--- Start of DATA ---

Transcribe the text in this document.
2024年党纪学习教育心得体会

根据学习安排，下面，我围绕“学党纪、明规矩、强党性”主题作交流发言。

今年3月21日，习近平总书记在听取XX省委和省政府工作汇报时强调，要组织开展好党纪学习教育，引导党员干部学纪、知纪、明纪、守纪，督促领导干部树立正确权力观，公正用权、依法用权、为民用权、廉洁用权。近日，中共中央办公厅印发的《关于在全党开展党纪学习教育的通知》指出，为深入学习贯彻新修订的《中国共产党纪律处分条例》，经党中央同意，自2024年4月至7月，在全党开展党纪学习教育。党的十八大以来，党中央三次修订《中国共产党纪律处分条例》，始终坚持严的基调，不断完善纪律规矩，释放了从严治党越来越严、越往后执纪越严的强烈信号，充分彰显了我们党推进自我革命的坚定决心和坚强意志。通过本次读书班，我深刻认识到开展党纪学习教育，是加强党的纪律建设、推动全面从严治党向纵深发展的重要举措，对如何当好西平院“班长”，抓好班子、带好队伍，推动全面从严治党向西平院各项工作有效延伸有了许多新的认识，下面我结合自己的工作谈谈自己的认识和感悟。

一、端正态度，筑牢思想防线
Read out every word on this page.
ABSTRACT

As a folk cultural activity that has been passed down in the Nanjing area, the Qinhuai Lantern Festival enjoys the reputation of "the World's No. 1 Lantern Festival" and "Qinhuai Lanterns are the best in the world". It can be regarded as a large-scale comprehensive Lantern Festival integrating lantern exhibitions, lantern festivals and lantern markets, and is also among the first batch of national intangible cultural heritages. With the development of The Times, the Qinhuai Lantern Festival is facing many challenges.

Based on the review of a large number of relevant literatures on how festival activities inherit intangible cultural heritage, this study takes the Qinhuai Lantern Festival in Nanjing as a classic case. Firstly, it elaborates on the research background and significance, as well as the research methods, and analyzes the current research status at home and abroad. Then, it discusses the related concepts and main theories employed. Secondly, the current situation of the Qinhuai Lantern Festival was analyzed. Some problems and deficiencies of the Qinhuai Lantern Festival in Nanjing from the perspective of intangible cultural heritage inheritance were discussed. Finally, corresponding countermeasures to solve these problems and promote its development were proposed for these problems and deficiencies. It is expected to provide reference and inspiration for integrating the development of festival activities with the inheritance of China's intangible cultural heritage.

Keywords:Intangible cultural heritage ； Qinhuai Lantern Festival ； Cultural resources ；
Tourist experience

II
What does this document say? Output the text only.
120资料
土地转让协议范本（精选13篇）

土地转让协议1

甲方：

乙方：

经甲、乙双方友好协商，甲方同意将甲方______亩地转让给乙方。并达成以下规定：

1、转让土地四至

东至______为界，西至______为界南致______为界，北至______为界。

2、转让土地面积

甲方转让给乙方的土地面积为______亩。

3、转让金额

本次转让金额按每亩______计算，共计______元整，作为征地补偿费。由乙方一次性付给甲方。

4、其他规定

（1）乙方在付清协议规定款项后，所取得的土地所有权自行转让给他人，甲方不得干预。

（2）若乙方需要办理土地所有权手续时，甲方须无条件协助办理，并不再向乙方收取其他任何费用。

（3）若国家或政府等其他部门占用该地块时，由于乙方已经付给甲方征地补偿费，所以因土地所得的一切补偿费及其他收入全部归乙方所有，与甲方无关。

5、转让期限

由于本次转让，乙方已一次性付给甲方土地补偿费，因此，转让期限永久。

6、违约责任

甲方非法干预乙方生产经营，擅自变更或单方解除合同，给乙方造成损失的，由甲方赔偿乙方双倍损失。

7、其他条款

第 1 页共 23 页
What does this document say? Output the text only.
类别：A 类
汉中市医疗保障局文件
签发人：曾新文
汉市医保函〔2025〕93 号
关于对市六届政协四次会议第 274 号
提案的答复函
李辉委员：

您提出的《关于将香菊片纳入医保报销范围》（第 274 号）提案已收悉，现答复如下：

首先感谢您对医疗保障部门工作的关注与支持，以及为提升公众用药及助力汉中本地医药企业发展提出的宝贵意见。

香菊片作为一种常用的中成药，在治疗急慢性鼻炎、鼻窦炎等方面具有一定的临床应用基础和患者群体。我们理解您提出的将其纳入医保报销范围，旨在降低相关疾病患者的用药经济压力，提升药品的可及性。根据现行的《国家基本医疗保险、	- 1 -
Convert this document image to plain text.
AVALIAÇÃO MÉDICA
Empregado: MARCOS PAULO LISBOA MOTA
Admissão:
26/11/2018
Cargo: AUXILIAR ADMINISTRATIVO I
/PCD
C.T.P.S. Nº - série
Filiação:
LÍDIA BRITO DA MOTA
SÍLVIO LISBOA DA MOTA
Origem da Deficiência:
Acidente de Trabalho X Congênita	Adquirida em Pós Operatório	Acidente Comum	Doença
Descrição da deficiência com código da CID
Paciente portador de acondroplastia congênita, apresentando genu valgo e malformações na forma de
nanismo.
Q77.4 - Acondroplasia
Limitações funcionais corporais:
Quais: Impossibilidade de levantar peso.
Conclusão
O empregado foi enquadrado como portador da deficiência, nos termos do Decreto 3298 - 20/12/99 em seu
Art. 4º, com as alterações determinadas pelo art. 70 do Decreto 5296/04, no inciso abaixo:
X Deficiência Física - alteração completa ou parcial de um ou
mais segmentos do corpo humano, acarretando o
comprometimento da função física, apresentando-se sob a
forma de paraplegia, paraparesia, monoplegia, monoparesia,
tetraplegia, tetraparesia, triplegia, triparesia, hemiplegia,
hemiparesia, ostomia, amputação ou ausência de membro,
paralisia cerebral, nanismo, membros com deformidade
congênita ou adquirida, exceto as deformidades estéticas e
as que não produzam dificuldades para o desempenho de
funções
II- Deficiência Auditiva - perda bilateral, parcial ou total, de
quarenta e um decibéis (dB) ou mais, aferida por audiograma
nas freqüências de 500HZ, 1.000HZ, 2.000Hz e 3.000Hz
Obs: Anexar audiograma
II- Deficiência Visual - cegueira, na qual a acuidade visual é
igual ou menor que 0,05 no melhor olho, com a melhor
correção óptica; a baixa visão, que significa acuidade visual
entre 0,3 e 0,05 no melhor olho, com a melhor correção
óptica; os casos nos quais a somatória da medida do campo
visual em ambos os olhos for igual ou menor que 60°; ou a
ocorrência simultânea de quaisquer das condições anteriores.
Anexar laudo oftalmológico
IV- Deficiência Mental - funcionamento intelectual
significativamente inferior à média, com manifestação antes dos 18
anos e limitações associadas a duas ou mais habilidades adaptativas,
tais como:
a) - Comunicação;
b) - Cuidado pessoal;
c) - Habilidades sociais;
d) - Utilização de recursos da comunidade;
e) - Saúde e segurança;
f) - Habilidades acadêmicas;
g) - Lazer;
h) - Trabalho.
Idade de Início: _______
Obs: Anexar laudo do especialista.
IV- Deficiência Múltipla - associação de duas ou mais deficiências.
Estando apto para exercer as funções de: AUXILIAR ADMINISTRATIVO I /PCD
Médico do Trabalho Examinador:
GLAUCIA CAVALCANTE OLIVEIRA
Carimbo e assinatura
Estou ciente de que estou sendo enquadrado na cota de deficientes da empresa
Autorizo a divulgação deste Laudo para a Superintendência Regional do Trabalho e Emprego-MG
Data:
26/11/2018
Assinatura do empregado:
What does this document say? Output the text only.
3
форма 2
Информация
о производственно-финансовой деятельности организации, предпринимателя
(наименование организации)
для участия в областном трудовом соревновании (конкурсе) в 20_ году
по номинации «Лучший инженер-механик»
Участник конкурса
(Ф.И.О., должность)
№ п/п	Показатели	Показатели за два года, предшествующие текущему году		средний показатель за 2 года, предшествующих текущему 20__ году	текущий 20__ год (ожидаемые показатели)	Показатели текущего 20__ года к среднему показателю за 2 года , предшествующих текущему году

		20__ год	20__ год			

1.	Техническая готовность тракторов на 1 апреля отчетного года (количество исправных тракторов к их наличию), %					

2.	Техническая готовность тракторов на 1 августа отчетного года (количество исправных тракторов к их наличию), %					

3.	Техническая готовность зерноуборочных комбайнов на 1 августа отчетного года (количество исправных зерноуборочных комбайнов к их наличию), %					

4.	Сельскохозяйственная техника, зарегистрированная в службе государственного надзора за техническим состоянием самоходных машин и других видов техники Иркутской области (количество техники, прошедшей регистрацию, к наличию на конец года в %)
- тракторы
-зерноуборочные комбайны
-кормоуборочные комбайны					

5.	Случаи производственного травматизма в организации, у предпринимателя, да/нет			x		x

--- End of DATA ---

Count each line where the string "enquadrado" occurs, and write only the number.

2